begin Given data
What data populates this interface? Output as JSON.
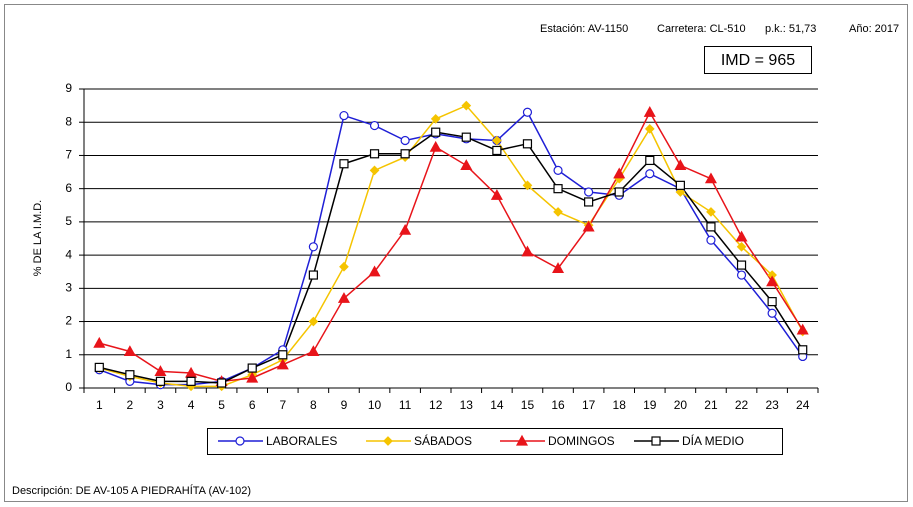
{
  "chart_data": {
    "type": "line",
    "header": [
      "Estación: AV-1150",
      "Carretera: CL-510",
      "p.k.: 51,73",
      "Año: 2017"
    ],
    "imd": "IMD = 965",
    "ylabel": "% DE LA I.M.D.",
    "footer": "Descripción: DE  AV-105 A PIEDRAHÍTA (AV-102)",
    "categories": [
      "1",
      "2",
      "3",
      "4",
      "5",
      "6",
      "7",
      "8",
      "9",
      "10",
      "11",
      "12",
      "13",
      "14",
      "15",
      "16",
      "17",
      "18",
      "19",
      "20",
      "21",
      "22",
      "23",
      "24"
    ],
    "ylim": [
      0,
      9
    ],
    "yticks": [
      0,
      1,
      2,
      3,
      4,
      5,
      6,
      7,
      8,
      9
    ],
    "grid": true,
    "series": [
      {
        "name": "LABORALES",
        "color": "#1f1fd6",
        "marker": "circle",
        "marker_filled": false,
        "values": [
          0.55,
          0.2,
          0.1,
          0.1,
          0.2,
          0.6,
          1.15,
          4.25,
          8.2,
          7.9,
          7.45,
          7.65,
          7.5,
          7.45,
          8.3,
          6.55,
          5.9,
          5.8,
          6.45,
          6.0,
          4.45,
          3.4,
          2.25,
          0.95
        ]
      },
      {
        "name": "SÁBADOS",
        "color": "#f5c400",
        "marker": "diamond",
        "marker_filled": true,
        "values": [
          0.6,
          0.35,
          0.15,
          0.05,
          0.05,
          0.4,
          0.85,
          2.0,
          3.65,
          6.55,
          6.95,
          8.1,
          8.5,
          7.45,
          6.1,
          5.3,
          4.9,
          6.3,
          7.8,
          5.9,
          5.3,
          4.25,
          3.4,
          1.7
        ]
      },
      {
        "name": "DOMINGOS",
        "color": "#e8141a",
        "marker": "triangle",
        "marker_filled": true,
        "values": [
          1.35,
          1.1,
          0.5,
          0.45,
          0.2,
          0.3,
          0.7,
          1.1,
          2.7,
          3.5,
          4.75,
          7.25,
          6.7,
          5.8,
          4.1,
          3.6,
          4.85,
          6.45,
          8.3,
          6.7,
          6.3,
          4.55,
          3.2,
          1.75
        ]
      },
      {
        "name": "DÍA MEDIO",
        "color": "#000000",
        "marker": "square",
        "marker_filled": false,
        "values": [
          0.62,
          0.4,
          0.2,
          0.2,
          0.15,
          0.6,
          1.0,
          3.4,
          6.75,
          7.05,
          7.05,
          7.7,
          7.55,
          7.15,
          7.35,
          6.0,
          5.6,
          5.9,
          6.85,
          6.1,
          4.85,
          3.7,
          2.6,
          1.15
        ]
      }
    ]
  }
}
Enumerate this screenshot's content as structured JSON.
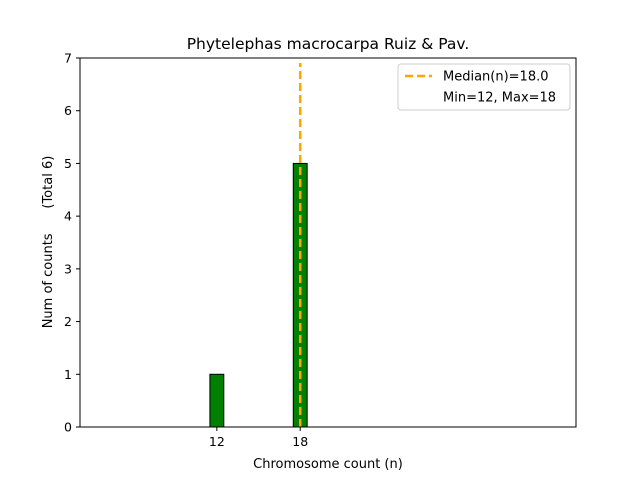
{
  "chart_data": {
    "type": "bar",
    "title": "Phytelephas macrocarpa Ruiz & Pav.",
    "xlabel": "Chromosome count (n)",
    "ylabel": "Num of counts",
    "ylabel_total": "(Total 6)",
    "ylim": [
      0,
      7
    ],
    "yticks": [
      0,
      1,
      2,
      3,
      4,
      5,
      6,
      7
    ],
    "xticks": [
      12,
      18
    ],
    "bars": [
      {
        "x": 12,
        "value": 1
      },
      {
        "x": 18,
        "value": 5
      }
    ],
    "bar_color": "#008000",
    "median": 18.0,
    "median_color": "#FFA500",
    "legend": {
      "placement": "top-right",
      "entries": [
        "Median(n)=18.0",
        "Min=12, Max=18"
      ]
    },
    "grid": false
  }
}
end Given data
begin Given data
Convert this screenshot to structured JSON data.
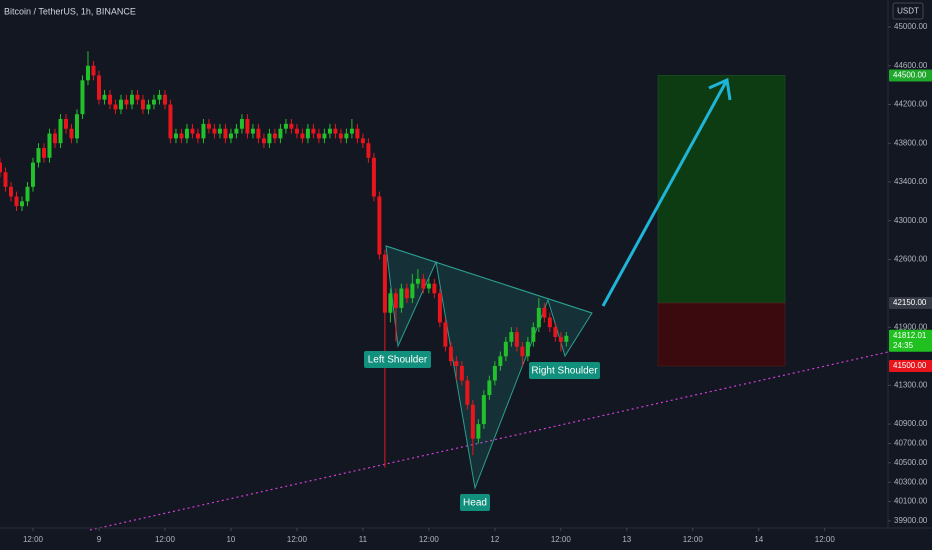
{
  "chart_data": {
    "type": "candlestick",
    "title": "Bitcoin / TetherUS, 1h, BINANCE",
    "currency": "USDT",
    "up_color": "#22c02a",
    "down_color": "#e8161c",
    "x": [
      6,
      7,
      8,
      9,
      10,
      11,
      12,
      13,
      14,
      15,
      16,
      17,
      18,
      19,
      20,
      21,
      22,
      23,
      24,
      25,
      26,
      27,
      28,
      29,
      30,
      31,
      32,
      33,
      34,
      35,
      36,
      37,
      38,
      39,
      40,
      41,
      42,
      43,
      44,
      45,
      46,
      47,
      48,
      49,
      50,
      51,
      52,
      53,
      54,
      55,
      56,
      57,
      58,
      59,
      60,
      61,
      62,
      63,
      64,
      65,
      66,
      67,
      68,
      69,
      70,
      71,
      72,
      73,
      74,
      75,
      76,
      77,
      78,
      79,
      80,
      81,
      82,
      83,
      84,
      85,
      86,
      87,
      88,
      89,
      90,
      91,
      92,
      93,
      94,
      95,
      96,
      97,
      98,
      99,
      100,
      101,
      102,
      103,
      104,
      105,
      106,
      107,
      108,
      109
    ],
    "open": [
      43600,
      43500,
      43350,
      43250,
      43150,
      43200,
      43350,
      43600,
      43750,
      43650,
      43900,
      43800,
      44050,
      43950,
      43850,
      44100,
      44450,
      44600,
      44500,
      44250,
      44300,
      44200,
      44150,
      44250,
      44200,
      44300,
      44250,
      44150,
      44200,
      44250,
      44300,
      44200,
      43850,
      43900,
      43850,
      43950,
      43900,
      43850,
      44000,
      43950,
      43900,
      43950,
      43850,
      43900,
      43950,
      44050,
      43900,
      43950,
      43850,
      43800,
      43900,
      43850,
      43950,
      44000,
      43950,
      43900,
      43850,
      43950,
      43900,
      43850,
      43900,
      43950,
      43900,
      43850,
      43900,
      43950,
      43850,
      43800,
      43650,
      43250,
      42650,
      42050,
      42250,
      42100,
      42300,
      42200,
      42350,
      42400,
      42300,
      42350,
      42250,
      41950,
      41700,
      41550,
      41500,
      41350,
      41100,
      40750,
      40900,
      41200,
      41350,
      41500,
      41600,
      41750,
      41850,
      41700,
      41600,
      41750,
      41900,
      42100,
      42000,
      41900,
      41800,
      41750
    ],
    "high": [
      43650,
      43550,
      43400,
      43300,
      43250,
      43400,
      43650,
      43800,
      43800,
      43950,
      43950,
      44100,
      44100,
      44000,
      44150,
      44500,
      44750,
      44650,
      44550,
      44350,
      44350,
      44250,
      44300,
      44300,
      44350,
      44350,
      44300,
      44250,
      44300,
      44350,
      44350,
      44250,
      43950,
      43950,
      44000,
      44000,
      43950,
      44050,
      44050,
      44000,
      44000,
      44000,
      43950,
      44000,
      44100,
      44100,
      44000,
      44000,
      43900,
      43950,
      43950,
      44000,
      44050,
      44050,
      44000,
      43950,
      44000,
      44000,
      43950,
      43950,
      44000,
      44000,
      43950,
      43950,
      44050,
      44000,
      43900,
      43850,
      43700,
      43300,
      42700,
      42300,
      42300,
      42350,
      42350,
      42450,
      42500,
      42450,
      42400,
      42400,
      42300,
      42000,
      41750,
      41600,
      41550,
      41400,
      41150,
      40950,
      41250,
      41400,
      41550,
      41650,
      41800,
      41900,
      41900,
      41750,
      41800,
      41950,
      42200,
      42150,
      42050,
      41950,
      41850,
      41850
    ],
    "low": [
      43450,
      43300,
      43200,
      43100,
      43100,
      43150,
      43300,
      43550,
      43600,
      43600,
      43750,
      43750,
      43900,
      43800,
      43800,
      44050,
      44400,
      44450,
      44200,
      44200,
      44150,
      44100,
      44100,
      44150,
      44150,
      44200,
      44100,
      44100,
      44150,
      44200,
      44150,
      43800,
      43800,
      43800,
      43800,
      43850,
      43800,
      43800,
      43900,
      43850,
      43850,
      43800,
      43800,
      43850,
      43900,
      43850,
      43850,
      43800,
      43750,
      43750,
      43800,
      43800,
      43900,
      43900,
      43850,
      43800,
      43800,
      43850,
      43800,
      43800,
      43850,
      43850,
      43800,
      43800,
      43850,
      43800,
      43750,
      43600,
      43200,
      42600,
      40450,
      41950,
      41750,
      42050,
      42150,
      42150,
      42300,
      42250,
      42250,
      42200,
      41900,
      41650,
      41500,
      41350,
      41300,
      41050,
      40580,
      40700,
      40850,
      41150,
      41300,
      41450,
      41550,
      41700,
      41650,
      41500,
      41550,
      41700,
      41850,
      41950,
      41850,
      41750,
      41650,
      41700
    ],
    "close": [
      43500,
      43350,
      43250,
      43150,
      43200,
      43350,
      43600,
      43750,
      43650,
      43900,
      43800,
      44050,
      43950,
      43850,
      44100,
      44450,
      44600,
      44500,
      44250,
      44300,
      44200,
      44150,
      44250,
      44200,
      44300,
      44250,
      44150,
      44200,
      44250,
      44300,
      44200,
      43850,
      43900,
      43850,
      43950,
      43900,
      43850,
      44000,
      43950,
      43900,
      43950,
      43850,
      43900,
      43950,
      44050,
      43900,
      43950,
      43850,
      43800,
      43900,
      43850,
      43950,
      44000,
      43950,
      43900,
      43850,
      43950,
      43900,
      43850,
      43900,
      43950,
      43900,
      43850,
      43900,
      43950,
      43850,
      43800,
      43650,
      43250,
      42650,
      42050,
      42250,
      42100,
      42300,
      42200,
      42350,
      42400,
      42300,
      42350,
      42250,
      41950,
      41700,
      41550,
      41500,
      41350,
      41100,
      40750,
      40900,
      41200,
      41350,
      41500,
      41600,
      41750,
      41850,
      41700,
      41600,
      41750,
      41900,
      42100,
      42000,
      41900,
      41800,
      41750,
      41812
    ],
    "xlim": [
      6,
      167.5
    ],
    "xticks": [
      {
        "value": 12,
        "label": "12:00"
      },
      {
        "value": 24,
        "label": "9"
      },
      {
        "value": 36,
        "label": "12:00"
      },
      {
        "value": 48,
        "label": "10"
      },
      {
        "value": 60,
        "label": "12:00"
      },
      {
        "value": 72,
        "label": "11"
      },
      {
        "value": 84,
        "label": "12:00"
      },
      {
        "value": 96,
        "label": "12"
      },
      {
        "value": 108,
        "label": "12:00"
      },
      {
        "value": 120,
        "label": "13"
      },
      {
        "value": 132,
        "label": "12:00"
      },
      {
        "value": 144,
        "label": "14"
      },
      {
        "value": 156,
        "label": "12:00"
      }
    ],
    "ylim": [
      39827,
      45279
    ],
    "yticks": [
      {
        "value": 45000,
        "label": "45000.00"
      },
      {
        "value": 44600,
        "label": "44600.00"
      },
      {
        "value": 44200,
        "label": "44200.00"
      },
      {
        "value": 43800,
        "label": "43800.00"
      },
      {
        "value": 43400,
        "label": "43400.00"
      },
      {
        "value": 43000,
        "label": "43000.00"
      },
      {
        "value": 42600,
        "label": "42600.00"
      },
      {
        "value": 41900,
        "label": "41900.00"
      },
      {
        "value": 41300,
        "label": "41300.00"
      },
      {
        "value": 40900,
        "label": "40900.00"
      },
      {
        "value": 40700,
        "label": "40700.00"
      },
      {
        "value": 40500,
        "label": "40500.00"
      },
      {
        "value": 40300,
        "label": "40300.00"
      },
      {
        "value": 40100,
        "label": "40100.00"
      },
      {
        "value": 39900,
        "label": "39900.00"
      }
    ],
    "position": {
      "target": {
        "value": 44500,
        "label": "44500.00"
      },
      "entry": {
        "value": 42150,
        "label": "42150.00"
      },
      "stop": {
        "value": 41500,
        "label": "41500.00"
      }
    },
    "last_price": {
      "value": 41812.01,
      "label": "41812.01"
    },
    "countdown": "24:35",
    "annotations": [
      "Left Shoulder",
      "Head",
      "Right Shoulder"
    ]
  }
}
end Given data
Problem to work on — Select the lines in this material that hold the word "type", leaving none out.

Output below —
    "type": "line",
    "type": "bar",
    "type": "candlestick",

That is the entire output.